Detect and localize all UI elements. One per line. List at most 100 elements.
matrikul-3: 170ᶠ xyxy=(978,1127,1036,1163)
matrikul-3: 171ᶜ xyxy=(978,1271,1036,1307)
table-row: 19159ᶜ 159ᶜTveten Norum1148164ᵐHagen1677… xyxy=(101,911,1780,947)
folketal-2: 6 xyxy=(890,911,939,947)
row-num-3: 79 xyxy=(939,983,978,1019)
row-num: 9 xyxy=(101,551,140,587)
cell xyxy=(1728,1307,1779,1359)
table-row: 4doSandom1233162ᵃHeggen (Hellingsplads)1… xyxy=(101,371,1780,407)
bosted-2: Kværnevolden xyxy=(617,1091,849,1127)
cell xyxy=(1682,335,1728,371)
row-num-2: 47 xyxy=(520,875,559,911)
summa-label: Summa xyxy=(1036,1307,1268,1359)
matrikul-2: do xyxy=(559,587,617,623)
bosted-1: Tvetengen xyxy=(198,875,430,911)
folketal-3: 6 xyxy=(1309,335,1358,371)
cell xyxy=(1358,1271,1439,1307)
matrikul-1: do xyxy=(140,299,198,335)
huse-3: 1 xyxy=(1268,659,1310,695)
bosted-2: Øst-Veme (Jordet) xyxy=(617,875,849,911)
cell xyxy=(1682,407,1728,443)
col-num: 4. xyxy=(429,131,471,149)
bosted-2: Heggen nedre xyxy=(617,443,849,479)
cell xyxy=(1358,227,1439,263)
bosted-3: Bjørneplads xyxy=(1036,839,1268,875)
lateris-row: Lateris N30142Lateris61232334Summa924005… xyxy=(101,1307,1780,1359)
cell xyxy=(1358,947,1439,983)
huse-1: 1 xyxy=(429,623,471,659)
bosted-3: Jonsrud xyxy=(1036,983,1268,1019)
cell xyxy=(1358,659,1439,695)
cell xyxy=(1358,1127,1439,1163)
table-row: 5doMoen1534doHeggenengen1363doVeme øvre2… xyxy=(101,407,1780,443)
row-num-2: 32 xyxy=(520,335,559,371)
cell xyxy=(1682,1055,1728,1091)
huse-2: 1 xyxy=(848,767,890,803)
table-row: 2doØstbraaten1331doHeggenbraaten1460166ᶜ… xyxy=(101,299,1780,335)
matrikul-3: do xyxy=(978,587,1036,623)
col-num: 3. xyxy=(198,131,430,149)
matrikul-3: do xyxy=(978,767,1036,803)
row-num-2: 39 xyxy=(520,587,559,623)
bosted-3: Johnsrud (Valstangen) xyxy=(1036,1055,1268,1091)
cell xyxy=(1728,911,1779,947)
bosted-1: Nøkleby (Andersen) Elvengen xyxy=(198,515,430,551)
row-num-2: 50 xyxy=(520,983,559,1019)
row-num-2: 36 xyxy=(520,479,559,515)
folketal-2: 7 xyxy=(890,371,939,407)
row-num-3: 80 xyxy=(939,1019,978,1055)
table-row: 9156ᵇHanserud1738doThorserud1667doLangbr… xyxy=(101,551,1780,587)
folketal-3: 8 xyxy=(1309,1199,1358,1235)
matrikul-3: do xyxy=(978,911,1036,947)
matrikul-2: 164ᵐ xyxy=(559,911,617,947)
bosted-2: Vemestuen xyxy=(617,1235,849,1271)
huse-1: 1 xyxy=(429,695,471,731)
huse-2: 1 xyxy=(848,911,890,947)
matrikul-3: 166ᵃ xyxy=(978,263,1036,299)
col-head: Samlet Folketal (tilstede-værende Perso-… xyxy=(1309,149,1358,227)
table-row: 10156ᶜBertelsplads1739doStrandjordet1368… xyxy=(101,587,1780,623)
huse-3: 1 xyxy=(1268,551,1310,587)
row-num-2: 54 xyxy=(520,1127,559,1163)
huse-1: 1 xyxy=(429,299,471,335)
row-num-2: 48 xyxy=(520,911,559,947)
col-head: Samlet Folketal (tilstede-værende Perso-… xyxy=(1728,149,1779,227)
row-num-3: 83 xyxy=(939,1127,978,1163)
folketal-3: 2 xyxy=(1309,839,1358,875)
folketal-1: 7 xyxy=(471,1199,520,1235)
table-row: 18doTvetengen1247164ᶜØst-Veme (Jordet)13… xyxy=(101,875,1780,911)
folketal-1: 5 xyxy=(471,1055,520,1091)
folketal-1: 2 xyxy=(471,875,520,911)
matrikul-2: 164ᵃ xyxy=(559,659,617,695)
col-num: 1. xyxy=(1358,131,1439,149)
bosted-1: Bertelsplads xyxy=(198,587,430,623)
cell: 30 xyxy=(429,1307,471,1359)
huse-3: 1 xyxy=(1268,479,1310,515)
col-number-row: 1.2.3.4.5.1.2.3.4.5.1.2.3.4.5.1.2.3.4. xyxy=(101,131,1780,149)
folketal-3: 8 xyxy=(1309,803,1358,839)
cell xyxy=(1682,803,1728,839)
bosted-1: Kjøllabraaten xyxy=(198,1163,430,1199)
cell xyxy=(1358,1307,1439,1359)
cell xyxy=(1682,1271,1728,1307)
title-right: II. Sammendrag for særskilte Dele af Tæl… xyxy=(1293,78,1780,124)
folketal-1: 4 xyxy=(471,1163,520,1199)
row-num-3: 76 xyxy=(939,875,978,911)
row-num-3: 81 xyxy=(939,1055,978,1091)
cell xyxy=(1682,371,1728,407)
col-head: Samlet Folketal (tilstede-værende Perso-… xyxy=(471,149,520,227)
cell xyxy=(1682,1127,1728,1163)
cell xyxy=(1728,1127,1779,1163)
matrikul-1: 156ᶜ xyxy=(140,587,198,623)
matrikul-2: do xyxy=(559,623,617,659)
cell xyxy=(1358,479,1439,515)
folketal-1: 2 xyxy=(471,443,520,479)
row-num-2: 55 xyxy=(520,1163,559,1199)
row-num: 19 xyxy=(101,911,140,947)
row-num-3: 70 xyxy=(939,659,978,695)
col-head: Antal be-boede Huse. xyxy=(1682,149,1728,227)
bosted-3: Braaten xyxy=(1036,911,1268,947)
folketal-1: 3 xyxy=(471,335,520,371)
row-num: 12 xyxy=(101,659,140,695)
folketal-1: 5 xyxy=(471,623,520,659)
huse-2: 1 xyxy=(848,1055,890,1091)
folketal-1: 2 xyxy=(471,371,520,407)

──────

## Problem description
Copy the records verbatim, starting at their first line and ending at the line that contains "huse-3: 1 xyxy=(1268,659,1310,695)", with both of those lines included.

## Final result
Detect and localize all UI elements. One per line. List at most 100 elements.
matrikul-3: 170ᶠ xyxy=(978,1127,1036,1163)
matrikul-3: 171ᶜ xyxy=(978,1271,1036,1307)
table-row: 19159ᶜ 159ᶜTveten Norum1148164ᵐHagen1677… xyxy=(101,911,1780,947)
folketal-2: 6 xyxy=(890,911,939,947)
row-num-3: 79 xyxy=(939,983,978,1019)
row-num: 9 xyxy=(101,551,140,587)
cell xyxy=(1728,1307,1779,1359)
table-row: 4doSandom1233162ᵃHeggen (Hellingsplads)1… xyxy=(101,371,1780,407)
bosted-2: Kværnevolden xyxy=(617,1091,849,1127)
cell xyxy=(1682,335,1728,371)
row-num-2: 47 xyxy=(520,875,559,911)
summa-label: Summa xyxy=(1036,1307,1268,1359)
matrikul-2: do xyxy=(559,587,617,623)
bosted-1: Tvetengen xyxy=(198,875,430,911)
folketal-3: 6 xyxy=(1309,335,1358,371)
cell xyxy=(1358,1271,1439,1307)
matrikul-1: do xyxy=(140,299,198,335)
huse-3: 1 xyxy=(1268,659,1310,695)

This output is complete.